* **TASK TO COMPLETE**:
Your task is to tally the lines of the listing containing the word "this" and report the figure alone.

* **DATA EXTRACT**:
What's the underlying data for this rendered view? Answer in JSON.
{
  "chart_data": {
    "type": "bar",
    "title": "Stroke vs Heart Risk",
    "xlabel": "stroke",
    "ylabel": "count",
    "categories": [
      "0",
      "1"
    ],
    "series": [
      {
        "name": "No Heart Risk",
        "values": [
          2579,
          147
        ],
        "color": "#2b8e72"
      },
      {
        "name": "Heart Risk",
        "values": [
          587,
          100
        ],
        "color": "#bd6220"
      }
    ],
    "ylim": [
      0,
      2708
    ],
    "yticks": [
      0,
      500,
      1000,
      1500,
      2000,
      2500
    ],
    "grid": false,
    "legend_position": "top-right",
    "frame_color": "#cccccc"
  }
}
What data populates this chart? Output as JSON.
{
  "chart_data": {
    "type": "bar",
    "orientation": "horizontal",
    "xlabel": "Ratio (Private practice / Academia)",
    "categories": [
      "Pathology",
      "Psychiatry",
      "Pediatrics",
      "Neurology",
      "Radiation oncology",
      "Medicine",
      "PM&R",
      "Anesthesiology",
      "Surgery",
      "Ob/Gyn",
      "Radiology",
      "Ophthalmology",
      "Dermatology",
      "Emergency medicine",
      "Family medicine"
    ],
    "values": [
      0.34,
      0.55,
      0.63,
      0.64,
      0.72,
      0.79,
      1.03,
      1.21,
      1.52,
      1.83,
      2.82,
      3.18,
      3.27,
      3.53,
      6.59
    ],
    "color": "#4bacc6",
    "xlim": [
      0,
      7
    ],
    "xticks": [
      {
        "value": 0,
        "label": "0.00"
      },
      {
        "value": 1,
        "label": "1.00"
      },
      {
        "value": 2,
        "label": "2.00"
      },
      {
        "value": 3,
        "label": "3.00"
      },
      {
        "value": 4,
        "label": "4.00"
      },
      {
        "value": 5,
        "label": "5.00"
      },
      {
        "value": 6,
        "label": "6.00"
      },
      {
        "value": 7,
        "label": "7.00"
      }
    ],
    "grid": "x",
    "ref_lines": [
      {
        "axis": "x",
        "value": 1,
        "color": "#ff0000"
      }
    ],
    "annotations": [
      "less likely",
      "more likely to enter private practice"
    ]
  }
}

* **EXPECTED ANSWER**:
2